- _TEKS BACAAN_

☆ ☆ ☆ ☆

Masalah-masalah yang belum pasti
Nilai pencitraan spinal tidak pasti pada pasien yang pengobatan
farmakologi dianjurkan atas dasar indikasi lain terhadap fraktur vertebra
(contohnya skor T kepadatan mineral tulang sebesar -2,5 atau lebih rendah).
Informasi mengenai status sehubungan dengan fraktur vertebra umum mungkin
meningkatkan prediksi fraktur vertebra baru melebihi yang disediakan oleh alat
10
penilaian resiko, seperti Fracture Risk Assessment Tool (FRAX) dari WHO, tapi
tidak diketahui apakah ini adalah kasus untuk prediksi kejadian fraktur di lokasi
tulang lainnya dan sejauh mana informasi ini akan mengubah pengelolaan
perawatan pasien. Di antara pasien dengan fraktur vertebra umum atau mereka
dengan osteoporosis, khasiat pengobatan farmakologi dalam mencegah fraktur
selama periode lebih dari 3 sampai 5 tahun masih tidak pasti, serta resiko dan
manfaat penghentian pengobatan untuk jangka waktu tertentu tidak diketahui.

☆ ☆ ☆ ☆

- _PETUNJUK LATIHAN_
Salin kembali bagian teks tentang fraktur vertebra, mulai dari "Informasi mengenai status" dan berakhir pada "tertentu tidak diketahui.", lalu ubah setiap "pengobatan" menjadi "terapi".

- _Item Tersimpan_
☆ ☆ ☆ ☆

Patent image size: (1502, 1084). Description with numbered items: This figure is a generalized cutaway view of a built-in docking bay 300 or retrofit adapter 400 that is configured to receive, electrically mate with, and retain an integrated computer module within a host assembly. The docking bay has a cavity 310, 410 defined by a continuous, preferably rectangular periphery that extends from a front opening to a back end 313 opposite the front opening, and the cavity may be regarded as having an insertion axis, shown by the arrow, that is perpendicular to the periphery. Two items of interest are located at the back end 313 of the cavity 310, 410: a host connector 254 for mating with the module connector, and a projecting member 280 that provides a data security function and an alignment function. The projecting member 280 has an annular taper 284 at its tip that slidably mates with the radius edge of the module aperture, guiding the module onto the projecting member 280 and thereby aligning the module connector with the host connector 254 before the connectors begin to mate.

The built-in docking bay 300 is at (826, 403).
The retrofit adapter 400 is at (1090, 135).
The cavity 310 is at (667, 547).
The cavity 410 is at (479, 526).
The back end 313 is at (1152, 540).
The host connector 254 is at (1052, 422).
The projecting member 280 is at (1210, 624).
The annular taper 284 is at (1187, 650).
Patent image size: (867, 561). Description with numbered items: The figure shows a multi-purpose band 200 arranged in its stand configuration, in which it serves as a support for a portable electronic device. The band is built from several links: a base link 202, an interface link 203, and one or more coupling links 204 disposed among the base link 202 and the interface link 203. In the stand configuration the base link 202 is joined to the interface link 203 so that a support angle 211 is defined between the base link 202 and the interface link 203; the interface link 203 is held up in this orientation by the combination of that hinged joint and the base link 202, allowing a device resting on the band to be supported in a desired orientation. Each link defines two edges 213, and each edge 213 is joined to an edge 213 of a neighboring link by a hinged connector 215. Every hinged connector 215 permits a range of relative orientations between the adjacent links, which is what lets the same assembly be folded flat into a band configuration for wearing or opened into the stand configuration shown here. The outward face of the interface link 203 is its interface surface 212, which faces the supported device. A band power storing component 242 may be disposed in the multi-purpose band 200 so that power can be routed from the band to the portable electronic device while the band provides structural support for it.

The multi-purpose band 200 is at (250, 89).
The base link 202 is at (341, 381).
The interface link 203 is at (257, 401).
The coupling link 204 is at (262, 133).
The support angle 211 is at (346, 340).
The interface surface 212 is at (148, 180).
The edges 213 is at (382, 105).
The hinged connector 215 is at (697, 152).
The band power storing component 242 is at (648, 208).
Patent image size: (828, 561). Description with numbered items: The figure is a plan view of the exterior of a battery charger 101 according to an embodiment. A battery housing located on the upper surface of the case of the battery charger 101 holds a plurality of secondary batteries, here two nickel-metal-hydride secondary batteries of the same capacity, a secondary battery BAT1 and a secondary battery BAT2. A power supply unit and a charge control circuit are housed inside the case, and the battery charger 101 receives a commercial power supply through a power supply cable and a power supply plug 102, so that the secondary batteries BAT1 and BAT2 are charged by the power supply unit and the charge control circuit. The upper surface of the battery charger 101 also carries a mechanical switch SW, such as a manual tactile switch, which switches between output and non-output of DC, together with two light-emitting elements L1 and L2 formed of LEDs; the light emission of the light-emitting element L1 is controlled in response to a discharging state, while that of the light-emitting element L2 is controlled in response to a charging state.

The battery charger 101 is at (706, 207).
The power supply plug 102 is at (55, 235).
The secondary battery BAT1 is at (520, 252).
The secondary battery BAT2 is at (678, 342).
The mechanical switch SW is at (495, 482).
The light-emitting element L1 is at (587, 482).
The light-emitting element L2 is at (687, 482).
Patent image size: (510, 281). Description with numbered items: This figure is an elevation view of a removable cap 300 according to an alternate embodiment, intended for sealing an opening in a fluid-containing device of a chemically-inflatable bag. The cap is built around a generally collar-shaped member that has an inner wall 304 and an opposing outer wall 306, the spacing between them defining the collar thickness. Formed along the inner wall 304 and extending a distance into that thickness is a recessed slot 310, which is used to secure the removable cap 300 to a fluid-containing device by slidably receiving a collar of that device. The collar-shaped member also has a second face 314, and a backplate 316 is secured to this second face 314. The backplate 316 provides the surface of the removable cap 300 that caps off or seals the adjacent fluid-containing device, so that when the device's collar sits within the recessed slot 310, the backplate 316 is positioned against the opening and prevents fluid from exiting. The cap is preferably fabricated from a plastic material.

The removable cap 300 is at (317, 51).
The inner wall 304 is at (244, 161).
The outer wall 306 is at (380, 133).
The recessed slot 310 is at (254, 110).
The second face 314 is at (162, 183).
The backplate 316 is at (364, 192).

☆ ☆ ☆ ☆

- _PENYELESAIAN SOAL_
Informasi mengenai status sehubungan dengan fraktur vertebra umum mungkin
meningkatkan prediksi fraktur vertebra baru melebihi yang disediakan oleh alat
10
penilaian resiko, seperti Fracture Risk Assessment Tool (FRAX) dari WHO, tapi
tidak diketahui apakah ini adalah kasus untuk prediksi kejadian fraktur di lokasi
tulang lainnya dan sejauh mana informasi ini akan mengubah pengelolaan
perawatan pasien. Di antara pasien dengan fraktur vertebra umum atau mereka
dengan osteoporosis, khasiat terapi farmakologi dalam mencegah fraktur
selama periode lebih dari 3 sampai 5 tahun masih tidak pasti, serta resiko dan
manfaat penghentian terapi untuk jangka waktu tertentu tidak diketahui.